WRITTEN INSTRUCTION: Exclude all pictures, then copy each of the records exactly as written.

THE RECORDS:
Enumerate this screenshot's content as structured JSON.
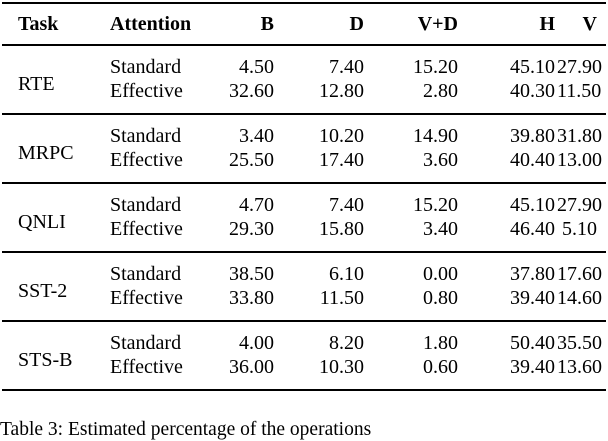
{
  "table": {
    "columns": [
      "Task",
      "Attention",
      "B",
      "D",
      "V+D",
      "H",
      "V"
    ],
    "groups": [
      {
        "task": "RTE",
        "rows": [
          {
            "attention": "Standard",
            "values": [
              "4.50",
              "7.40",
              "15.20",
              "45.10",
              "27.90"
            ]
          },
          {
            "attention": "Effective",
            "values": [
              "32.60",
              "12.80",
              "2.80",
              "40.30",
              "11.50"
            ]
          }
        ]
      },
      {
        "task": "MRPC",
        "rows": [
          {
            "attention": "Standard",
            "values": [
              "3.40",
              "10.20",
              "14.90",
              "39.80",
              "31.80"
            ]
          },
          {
            "attention": "Effective",
            "values": [
              "25.50",
              "17.40",
              "3.60",
              "40.40",
              "13.00"
            ]
          }
        ]
      },
      {
        "task": "QNLI",
        "rows": [
          {
            "attention": "Standard",
            "values": [
              "4.70",
              "7.40",
              "15.20",
              "45.10",
              "27.90"
            ]
          },
          {
            "attention": "Effective",
            "values": [
              "29.30",
              "15.80",
              "3.40",
              "46.40",
              "5.10"
            ]
          }
        ]
      },
      {
        "task": "SST-2",
        "rows": [
          {
            "attention": "Standard",
            "values": [
              "38.50",
              "6.10",
              "0.00",
              "37.80",
              "17.60"
            ]
          },
          {
            "attention": "Effective",
            "values": [
              "33.80",
              "11.50",
              "0.80",
              "39.40",
              "14.60"
            ]
          }
        ]
      },
      {
        "task": "STS-B",
        "rows": [
          {
            "attention": "Standard",
            "values": [
              "4.00",
              "8.20",
              "1.80",
              "50.40",
              "35.50"
            ]
          },
          {
            "attention": "Effective",
            "values": [
              "36.00",
              "10.30",
              "0.60",
              "39.40",
              "13.60"
            ]
          }
        ]
      }
    ]
  },
  "caption": "Table 3: Estimated percentage of the operations"
}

COMPLETE OUTPUT:
Enumerate this screenshot's content as structured JSON.
{
  "table": {
    "columns": [
      "Task",
      "Attention",
      "B",
      "D",
      "V+D",
      "H",
      "V"
    ],
    "groups": [
      {
        "task": "RTE",
        "rows": [
          {
            "attention": "Standard",
            "values": [
              "4.50",
              "7.40",
              "15.20",
              "45.10",
              "27.90"
            ]
          },
          {
            "attention": "Effective",
            "values": [
              "32.60",
              "12.80",
              "2.80",
              "40.30",
              "11.50"
            ]
          }
        ]
      },
      {
        "task": "MRPC",
        "rows": [
          {
            "attention": "Standard",
            "values": [
              "3.40",
              "10.20",
              "14.90",
              "39.80",
              "31.80"
            ]
          },
          {
            "attention": "Effective",
            "values": [
              "25.50",
              "17.40",
              "3.60",
              "40.40",
              "13.00"
            ]
          }
        ]
      },
      {
        "task": "QNLI",
        "rows": [
          {
            "attention": "Standard",
            "values": [
              "4.70",
              "7.40",
              "15.20",
              "45.10",
              "27.90"
            ]
          },
          {
            "attention": "Effective",
            "values": [
              "29.30",
              "15.80",
              "3.40",
              "46.40",
              "5.10"
            ]
          }
        ]
      },
      {
        "task": "SST-2",
        "rows": [
          {
            "attention": "Standard",
            "values": [
              "38.50",
              "6.10",
              "0.00",
              "37.80",
              "17.60"
            ]
          },
          {
            "attention": "Effective",
            "values": [
              "33.80",
              "11.50",
              "0.80",
              "39.40",
              "14.60"
            ]
          }
        ]
      },
      {
        "task": "STS-B",
        "rows": [
          {
            "attention": "Standard",
            "values": [
              "4.00",
              "8.20",
              "1.80",
              "50.40",
              "35.50"
            ]
          },
          {
            "attention": "Effective",
            "values": [
              "36.00",
              "10.30",
              "0.60",
              "39.40",
              "13.60"
            ]
          }
        ]
      }
    ]
  },
  "caption": "Table 3: Estimated percentage of the operations"
}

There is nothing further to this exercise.